THE REQUEST - Set down each entry from the block beneath, exactly as written.

Raw records:
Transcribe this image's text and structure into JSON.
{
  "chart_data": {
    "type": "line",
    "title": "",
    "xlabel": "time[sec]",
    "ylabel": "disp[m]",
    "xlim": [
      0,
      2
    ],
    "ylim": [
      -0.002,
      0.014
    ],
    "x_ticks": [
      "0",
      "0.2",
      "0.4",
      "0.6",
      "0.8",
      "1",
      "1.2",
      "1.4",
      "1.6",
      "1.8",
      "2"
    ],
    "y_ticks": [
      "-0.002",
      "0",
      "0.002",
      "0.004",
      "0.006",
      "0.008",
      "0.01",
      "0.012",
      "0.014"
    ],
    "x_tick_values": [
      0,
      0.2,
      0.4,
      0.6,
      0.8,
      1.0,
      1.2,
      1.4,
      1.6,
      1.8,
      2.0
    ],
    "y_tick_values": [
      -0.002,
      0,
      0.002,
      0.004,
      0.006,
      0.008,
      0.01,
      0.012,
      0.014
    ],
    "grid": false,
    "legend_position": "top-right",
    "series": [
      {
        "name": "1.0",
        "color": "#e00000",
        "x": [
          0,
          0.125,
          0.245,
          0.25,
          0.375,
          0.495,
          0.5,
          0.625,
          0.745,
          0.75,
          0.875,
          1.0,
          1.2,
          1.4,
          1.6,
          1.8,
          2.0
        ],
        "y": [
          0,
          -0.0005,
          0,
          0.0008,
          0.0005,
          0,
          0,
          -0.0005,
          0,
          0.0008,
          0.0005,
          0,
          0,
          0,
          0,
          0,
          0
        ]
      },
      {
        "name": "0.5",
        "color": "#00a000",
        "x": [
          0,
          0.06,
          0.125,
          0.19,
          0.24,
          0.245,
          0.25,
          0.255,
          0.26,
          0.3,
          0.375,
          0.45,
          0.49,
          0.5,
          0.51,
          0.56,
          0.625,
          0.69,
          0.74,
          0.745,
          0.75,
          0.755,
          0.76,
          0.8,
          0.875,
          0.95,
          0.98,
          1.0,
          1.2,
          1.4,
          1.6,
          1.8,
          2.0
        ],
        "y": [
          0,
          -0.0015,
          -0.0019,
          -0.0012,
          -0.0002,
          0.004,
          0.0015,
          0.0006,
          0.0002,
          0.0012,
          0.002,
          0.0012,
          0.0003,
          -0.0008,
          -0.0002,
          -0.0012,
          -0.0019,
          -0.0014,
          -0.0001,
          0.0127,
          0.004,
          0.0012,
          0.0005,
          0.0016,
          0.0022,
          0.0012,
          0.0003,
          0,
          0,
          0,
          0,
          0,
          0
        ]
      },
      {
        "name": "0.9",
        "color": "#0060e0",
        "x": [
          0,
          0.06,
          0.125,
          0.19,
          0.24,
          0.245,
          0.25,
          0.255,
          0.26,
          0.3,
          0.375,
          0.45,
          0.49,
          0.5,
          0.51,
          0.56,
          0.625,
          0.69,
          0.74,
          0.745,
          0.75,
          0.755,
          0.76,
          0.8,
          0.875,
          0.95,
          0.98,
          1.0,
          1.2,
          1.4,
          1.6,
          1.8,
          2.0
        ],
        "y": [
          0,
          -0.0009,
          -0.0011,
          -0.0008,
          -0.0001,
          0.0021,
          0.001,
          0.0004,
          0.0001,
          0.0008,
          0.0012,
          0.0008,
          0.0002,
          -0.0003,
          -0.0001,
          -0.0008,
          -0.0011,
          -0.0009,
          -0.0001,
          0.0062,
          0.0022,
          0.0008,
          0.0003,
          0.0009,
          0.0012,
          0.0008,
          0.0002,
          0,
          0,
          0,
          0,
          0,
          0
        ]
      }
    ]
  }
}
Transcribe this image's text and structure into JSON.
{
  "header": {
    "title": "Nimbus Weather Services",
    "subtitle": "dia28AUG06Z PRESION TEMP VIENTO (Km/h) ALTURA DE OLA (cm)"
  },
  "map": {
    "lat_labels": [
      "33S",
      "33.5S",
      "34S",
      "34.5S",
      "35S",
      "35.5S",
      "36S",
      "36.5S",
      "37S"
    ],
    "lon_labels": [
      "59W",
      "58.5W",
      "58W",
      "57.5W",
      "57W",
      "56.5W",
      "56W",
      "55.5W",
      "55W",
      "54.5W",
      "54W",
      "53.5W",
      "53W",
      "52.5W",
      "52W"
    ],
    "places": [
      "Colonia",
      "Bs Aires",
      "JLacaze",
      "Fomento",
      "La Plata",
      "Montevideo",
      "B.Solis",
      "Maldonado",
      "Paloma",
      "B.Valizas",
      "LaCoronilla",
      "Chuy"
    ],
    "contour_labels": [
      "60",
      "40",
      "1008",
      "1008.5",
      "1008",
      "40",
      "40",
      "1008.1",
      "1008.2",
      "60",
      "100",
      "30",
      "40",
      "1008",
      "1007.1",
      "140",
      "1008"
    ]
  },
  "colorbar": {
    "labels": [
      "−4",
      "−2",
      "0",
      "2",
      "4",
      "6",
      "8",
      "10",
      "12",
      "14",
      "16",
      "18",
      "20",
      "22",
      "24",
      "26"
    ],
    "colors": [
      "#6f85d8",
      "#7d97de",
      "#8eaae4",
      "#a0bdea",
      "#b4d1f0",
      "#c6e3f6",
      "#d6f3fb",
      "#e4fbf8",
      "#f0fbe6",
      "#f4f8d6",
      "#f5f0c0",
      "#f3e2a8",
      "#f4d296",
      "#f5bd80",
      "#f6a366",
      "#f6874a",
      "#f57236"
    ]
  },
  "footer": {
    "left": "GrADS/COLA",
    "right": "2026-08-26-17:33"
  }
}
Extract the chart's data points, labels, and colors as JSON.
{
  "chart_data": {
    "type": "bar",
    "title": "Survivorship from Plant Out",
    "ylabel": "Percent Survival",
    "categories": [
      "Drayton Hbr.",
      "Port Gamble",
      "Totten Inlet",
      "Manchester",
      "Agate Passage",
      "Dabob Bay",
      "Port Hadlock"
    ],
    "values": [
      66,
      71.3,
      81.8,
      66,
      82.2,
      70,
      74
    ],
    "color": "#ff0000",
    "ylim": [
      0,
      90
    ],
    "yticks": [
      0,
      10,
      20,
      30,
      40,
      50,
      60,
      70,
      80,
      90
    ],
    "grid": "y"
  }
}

SOLUTION BELOW -
Transcribe this image's text and structure into JSON.
{
  "chart_data": {
    "type": "line",
    "title": "",
    "xlabel": "time[sec]",
    "ylabel": "disp[m]",
    "xlim": [
      0,
      2
    ],
    "ylim": [
      -0.002,
      0.014
    ],
    "x_ticks": [
      "0",
      "0.2",
      "0.4",
      "0.6",
      "0.8",
      "1",
      "1.2",
      "1.4",
      "1.6",
      "1.8",
      "2"
    ],
    "y_ticks": [
      "-0.002",
      "0",
      "0.002",
      "0.004",
      "0.006",
      "0.008",
      "0.01",
      "0.012",
      "0.014"
    ],
    "x_tick_values": [
      0,
      0.2,
      0.4,
      0.6,
      0.8,
      1.0,
      1.2,
      1.4,
      1.6,
      1.8,
      2.0
    ],
    "y_tick_values": [
      -0.002,
      0,
      0.002,
      0.004,
      0.006,
      0.008,
      0.01,
      0.012,
      0.014
    ],
    "grid": false,
    "legend_position": "top-right",
    "series": [
      {
        "name": "1.0",
        "color": "#e00000",
        "x": [
          0,
          0.125,
          0.245,
          0.25,
          0.375,
          0.495,
          0.5,
          0.625,
          0.745,
          0.75,
          0.875,
          1.0,
          1.2,
          1.4,
          1.6,
          1.8,
          2.0
        ],
        "y": [
          0,
          -0.0005,
          0,
          0.0008,
          0.0005,
          0,
          0,
          -0.0005,
          0,
          0.0008,
          0.0005,
          0,
          0,
          0,
          0,
          0,
          0
        ]
      },
      {
        "name": "0.5",
        "color": "#00a000",
        "x": [
          0,
          0.06,
          0.125,
          0.19,
          0.24,
          0.245,
          0.25,
          0.255,
          0.26,
          0.3,
          0.375,
          0.45,
          0.49,
          0.5,
          0.51,
          0.56,
          0.625,
          0.69,
          0.74,
          0.745,
          0.75,
          0.755,
          0.76,
          0.8,
          0.875,
          0.95,
          0.98,
          1.0,
          1.2,
          1.4,
          1.6,
          1.8,
          2.0
        ],
        "y": [
          0,
          -0.0015,
          -0.0019,
          -0.0012,
          -0.0002,
          0.004,
          0.0015,
          0.0006,
          0.0002,
          0.0012,
          0.002,
          0.0012,
          0.0003,
          -0.0008,
          -0.0002,
          -0.0012,
          -0.0019,
          -0.0014,
          -0.0001,
          0.0127,
          0.004,
          0.0012,
          0.0005,
          0.0016,
          0.0022,
          0.0012,
          0.0003,
          0,
          0,
          0,
          0,
          0,
          0
        ]
      },
      {
        "name": "0.9",
        "color": "#0060e0",
        "x": [
          0,
          0.06,
          0.125,
          0.19,
          0.24,
          0.245,
          0.25,
          0.255,
          0.26,
          0.3,
          0.375,
          0.45,
          0.49,
          0.5,
          0.51,
          0.56,
          0.625,
          0.69,
          0.74,
          0.745,
          0.75,
          0.755,
          0.76,
          0.8,
          0.875,
          0.95,
          0.98,
          1.0,
          1.2,
          1.4,
          1.6,
          1.8,
          2.0
        ],
        "y": [
          0,
          -0.0009,
          -0.0011,
          -0.0008,
          -0.0001,
          0.0021,
          0.001,
          0.0004,
          0.0001,
          0.0008,
          0.0012,
          0.0008,
          0.0002,
          -0.0003,
          -0.0001,
          -0.0008,
          -0.0011,
          -0.0009,
          -0.0001,
          0.0062,
          0.0022,
          0.0008,
          0.0003,
          0.0009,
          0.0012,
          0.0008,
          0.0002,
          0,
          0,
          0,
          0,
          0,
          0
        ]
      }
    ]
  }
}
Transcribe this image's text and structure into JSON.
{
  "header": {
    "title": "Nimbus Weather Services",
    "subtitle": "dia28AUG06Z PRESION TEMP VIENTO (Km/h) ALTURA DE OLA (cm)"
  },
  "map": {
    "lat_labels": [
      "33S",
      "33.5S",
      "34S",
      "34.5S",
      "35S",
      "35.5S",
      "36S",
      "36.5S",
      "37S"
    ],
    "lon_labels": [
      "59W",
      "58.5W",
      "58W",
      "57.5W",
      "57W",
      "56.5W",
      "56W",
      "55.5W",
      "55W",
      "54.5W",
      "54W",
      "53.5W",
      "53W",
      "52.5W",
      "52W"
    ],
    "places": [
      "Colonia",
      "Bs Aires",
      "JLacaze",
      "Fomento",
      "La Plata",
      "Montevideo",
      "B.Solis",
      "Maldonado",
      "Paloma",
      "B.Valizas",
      "LaCoronilla",
      "Chuy"
    ],
    "contour_labels": [
      "60",
      "40",
      "1008",
      "1008.5",
      "1008",
      "40",
      "40",
      "1008.1",
      "1008.2",
      "60",
      "100",
      "30",
      "40",
      "1008",
      "1007.1",
      "140",
      "1008"
    ]
  },
  "colorbar": {
    "labels": [
      "−4",
      "−2",
      "0",
      "2",
      "4",
      "6",
      "8",
      "10",
      "12",
      "14",
      "16",
      "18",
      "20",
      "22",
      "24",
      "26"
    ],
    "colors": [
      "#6f85d8",
      "#7d97de",
      "#8eaae4",
      "#a0bdea",
      "#b4d1f0",
      "#c6e3f6",
      "#d6f3fb",
      "#e4fbf8",
      "#f0fbe6",
      "#f4f8d6",
      "#f5f0c0",
      "#f3e2a8",
      "#f4d296",
      "#f5bd80",
      "#f6a366",
      "#f6874a",
      "#f57236"
    ]
  },
  "footer": {
    "left": "GrADS/COLA",
    "right": "2026-08-26-17:33"
  }
}
Extract the chart's data points, labels, and colors as JSON.
{
  "chart_data": {
    "type": "bar",
    "title": "Survivorship from Plant Out",
    "ylabel": "Percent Survival",
    "categories": [
      "Drayton Hbr.",
      "Port Gamble",
      "Totten Inlet",
      "Manchester",
      "Agate Passage",
      "Dabob Bay",
      "Port Hadlock"
    ],
    "values": [
      66,
      71.3,
      81.8,
      66,
      82.2,
      70,
      74
    ],
    "color": "#ff0000",
    "ylim": [
      0,
      90
    ],
    "yticks": [
      0,
      10,
      20,
      30,
      40,
      50,
      60,
      70,
      80,
      90
    ],
    "grid": "y"
  }
}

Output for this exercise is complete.